[Records from a collection]
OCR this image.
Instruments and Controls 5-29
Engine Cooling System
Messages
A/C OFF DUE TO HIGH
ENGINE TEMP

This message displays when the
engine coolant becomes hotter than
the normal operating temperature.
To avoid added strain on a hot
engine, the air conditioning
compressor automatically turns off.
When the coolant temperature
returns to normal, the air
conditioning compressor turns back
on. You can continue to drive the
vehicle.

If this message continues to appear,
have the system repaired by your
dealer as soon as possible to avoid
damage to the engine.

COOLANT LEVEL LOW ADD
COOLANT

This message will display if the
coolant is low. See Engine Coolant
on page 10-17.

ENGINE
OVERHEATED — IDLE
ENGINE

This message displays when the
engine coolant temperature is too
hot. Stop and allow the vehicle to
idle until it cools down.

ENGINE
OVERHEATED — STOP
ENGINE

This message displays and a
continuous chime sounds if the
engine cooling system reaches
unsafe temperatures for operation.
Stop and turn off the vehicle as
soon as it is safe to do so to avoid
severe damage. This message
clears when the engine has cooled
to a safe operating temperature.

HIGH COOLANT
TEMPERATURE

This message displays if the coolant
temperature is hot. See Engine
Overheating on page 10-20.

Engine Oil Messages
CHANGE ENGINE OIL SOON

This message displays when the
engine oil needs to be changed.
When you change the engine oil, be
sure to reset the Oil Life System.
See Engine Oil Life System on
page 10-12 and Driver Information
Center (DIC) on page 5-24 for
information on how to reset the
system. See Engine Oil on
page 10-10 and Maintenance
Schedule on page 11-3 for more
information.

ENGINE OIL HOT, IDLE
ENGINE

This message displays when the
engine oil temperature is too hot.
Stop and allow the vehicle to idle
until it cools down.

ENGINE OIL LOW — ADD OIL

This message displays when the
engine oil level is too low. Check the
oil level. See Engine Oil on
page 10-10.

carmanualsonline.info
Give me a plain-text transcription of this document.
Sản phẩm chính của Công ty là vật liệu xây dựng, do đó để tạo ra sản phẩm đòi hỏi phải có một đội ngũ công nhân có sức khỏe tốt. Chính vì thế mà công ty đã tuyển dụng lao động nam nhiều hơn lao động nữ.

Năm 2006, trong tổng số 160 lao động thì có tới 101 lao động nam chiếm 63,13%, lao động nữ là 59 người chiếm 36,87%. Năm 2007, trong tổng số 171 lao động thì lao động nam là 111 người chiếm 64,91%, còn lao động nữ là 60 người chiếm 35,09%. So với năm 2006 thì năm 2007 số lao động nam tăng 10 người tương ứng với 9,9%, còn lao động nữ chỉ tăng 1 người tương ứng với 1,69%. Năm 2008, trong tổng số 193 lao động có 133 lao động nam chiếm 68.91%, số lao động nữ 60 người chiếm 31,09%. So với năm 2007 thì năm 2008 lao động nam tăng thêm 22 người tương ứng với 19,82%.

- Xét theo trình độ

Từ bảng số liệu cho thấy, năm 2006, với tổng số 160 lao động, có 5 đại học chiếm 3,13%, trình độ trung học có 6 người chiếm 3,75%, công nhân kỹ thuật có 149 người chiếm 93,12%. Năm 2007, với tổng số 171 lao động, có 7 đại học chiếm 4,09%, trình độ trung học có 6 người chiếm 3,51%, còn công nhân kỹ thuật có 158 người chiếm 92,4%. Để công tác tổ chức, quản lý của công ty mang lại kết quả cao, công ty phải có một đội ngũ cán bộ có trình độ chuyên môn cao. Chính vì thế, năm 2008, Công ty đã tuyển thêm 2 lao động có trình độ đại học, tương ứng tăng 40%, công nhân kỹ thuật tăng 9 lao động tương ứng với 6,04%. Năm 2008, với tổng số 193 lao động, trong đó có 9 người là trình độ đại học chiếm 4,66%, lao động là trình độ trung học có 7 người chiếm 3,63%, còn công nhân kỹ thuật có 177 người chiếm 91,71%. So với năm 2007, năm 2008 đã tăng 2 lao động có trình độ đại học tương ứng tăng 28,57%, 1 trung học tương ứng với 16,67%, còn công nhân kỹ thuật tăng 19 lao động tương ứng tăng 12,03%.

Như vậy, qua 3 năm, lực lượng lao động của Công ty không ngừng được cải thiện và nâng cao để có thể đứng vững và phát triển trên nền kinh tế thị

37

- Stated task
Reproduce the material above, every line of it, exactly.

- The response
OCR this image.
Instruments and Controls 5-29
Engine Cooling System
Messages
A/C OFF DUE TO HIGH
ENGINE TEMP

This message displays when the
engine coolant becomes hotter than
the normal operating temperature.
To avoid added strain on a hot
engine, the air conditioning
compressor automatically turns off.
When the coolant temperature
returns to normal, the air
conditioning compressor turns back
on. You can continue to drive the
vehicle.

If this message continues to appear,
have the system repaired by your
dealer as soon as possible to avoid
damage to the engine.

COOLANT LEVEL LOW ADD
COOLANT

This message will display if the
coolant is low. See Engine Coolant
on page 10-17.

ENGINE
OVERHEATED — IDLE
ENGINE

This message displays when the
engine coolant temperature is too
hot. Stop and allow the vehicle to
idle until it cools down.

ENGINE
OVERHEATED — STOP
ENGINE

This message displays and a
continuous chime sounds if the
engine cooling system reaches
unsafe temperatures for operation.
Stop and turn off the vehicle as
soon as it is safe to do so to avoid
severe damage. This message
clears when the engine has cooled
to a safe operating temperature.

HIGH COOLANT
TEMPERATURE

This message displays if the coolant
temperature is hot. See Engine
Overheating on page 10-20.

Engine Oil Messages
CHANGE ENGINE OIL SOON

This message displays when the
engine oil needs to be changed.
When you change the engine oil, be
sure to reset the Oil Life System.
See Engine Oil Life System on
page 10-12 and Driver Information
Center (DIC) on page 5-24 for
information on how to reset the
system. See Engine Oil on
page 10-10 and Maintenance
Schedule on page 11-3 for more
information.

ENGINE OIL HOT, IDLE
ENGINE

This message displays when the
engine oil temperature is too hot.
Stop and allow the vehicle to idle
until it cools down.

ENGINE OIL LOW — ADD OIL

This message displays when the
engine oil level is too low. Check the
oil level. See Engine Oil on
page 10-10.

carmanualsonline.info
Give me a plain-text transcription of this document.
Sản phẩm chính của Công ty là vật liệu xây dựng, do đó để tạo ra sản phẩm đòi hỏi phải có một đội ngũ công nhân có sức khỏe tốt. Chính vì thế mà công ty đã tuyển dụng lao động nam nhiều hơn lao động nữ.

Năm 2006, trong tổng số 160 lao động thì có tới 101 lao động nam chiếm 63,13%, lao động nữ là 59 người chiếm 36,87%. Năm 2007, trong tổng số 171 lao động thì lao động nam là 111 người chiếm 64,91%, còn lao động nữ là 60 người chiếm 35,09%. So với năm 2006 thì năm 2007 số lao động nam tăng 10 người tương ứng với 9,9%, còn lao động nữ chỉ tăng 1 người tương ứng với 1,69%. Năm 2008, trong tổng số 193 lao động có 133 lao động nam chiếm 68.91%, số lao động nữ 60 người chiếm 31,09%. So với năm 2007 thì năm 2008 lao động nam tăng thêm 22 người tương ứng với 19,82%.

- Xét theo trình độ

Từ bảng số liệu cho thấy, năm 2006, với tổng số 160 lao động, có 5 đại học chiếm 3,13%, trình độ trung học có 6 người chiếm 3,75%, công nhân kỹ thuật có 149 người chiếm 93,12%. Năm 2007, với tổng số 171 lao động, có 7 đại học chiếm 4,09%, trình độ trung học có 6 người chiếm 3,51%, còn công nhân kỹ thuật có 158 người chiếm 92,4%. Để công tác tổ chức, quản lý của công ty mang lại kết quả cao, công ty phải có một đội ngũ cán bộ có trình độ chuyên môn cao. Chính vì thế, năm 2008, Công ty đã tuyển thêm 2 lao động có trình độ đại học, tương ứng tăng 40%, công nhân kỹ thuật tăng 9 lao động tương ứng với 6,04%. Năm 2008, với tổng số 193 lao động, trong đó có 9 người là trình độ đại học chiếm 4,66%, lao động là trình độ trung học có 7 người chiếm 3,63%, còn công nhân kỹ thuật có 177 người chiếm 91,71%. So với năm 2007, năm 2008 đã tăng 2 lao động có trình độ đại học tương ứng tăng 28,57%, 1 trung học tương ứng với 16,67%, còn công nhân kỹ thuật tăng 19 lao động tương ứng tăng 12,03%.

Như vậy, qua 3 năm, lực lượng lao động của Công ty không ngừng được cải thiện và nâng cao để có thể đứng vững và phát triển trên nền kinh tế thị

37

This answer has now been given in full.